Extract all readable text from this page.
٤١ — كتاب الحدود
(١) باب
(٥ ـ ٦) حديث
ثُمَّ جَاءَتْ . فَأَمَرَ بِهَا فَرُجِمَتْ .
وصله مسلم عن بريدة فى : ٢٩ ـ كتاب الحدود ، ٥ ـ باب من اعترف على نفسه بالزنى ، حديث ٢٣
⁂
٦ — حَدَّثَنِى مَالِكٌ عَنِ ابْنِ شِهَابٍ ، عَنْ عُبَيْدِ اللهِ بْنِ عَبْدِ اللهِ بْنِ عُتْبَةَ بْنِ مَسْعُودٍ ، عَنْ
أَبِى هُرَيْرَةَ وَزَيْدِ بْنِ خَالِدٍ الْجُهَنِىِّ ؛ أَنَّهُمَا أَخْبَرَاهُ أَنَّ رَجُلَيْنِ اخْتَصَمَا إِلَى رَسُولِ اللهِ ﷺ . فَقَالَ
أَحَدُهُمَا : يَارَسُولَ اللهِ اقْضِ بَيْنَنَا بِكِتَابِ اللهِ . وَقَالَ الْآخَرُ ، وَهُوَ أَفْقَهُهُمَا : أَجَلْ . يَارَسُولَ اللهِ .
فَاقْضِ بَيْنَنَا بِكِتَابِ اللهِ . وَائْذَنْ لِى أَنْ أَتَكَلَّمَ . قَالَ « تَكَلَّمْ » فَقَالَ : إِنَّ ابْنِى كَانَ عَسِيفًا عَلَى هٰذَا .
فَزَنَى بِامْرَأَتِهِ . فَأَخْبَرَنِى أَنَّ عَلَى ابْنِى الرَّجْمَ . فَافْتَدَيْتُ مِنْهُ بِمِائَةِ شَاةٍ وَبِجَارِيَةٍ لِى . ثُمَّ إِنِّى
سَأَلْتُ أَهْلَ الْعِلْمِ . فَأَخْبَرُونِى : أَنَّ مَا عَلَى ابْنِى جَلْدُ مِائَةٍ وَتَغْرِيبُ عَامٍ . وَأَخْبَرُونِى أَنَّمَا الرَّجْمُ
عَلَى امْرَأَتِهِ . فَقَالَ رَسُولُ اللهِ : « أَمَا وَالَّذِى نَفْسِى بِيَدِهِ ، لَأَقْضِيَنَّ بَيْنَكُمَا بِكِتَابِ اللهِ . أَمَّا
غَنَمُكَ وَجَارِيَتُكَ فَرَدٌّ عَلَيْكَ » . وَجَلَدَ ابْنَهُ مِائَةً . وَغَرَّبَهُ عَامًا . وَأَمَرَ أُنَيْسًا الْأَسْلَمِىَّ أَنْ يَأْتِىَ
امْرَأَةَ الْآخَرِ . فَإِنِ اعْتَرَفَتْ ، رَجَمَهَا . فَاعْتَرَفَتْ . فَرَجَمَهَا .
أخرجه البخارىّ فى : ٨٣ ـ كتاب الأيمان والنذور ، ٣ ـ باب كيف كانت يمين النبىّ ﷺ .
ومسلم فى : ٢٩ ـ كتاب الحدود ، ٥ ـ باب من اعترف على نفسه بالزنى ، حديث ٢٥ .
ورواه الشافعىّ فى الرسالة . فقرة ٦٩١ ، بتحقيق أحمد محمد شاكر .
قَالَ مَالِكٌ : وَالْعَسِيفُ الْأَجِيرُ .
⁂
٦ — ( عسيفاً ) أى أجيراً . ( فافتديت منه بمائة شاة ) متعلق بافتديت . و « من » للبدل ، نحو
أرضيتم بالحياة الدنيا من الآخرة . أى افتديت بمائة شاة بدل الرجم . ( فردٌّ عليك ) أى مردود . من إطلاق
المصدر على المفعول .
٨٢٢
____________________
Do this:
Report each line in the preceding entries that holds the string "بمائة".

Written response:
٦ — ( عسيفاً ) أى أجيراً . ( فافتديت منه بمائة شاة ) متعلق بافتديت . و « من » للبدل ، نحو
أرضيتم بالحياة الدنيا من الآخرة . أى افتديت بمائة شاة بدل الرجم . ( فردٌّ عليك ) أى مردود . من إطلاق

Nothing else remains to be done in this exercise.